Exercise objective
Every line from the one with "Decode this image" through the end of the records below should be restated word for word, and nothing outside that span.

Data entries
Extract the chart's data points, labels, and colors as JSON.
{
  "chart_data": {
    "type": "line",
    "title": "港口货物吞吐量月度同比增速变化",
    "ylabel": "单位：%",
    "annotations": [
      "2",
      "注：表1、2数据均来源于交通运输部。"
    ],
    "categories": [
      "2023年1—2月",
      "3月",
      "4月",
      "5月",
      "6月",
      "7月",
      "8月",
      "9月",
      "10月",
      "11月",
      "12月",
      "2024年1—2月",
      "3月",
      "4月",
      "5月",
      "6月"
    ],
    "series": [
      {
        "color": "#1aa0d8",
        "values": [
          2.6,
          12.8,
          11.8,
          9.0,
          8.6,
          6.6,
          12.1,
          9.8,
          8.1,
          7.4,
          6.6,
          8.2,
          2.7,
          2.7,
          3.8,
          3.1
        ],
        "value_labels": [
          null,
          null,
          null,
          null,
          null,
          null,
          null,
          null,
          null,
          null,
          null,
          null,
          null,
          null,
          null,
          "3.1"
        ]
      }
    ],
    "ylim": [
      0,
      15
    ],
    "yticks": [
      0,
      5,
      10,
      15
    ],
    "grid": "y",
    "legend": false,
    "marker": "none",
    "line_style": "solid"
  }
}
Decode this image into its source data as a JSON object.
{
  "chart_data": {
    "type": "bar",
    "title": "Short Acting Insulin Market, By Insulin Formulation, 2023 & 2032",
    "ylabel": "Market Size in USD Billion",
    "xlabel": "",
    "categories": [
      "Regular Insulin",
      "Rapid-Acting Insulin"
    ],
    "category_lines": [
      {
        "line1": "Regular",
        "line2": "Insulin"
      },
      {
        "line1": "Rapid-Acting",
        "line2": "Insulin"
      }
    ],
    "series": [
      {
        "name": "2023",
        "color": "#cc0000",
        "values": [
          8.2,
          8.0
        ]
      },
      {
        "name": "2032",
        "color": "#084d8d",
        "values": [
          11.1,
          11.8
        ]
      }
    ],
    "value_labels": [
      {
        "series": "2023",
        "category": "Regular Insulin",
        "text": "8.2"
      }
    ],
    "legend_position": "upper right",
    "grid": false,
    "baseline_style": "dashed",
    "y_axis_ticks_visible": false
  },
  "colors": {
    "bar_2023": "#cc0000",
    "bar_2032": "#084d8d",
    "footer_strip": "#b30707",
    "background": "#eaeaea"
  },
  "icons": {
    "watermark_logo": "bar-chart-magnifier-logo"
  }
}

Solution for this problem
Decode this image into its source data as a JSON object.
{
  "chart_data": {
    "type": "bar",
    "title": "Short Acting Insulin Market, By Insulin Formulation, 2023 & 2032",
    "ylabel": "Market Size in USD Billion",
    "xlabel": "",
    "categories": [
      "Regular Insulin",
      "Rapid-Acting Insulin"
    ],
    "category_lines": [
      {
        "line1": "Regular",
        "line2": "Insulin"
      },
      {
        "line1": "Rapid-Acting",
        "line2": "Insulin"
      }
    ],
    "series": [
      {
        "name": "2023",
        "color": "#cc0000",
        "values": [
          8.2,
          8.0
        ]
      },
      {
        "name": "2032",
        "color": "#084d8d",
        "values": [
          11.1,
          11.8
        ]
      }
    ],
    "value_labels": [
      {
        "series": "2023",
        "category": "Regular Insulin",
        "text": "8.2"
      }
    ],
    "legend_position": "upper right",
    "grid": false,
    "baseline_style": "dashed",
    "y_axis_ticks_visible": false
  },
  "colors": {
    "bar_2023": "#cc0000",
    "bar_2032": "#084d8d",
    "footer_strip": "#b30707",
    "background": "#eaeaea"
  },
  "icons": {
    "watermark_logo": "bar-chart-magnifier-logo"
  }
}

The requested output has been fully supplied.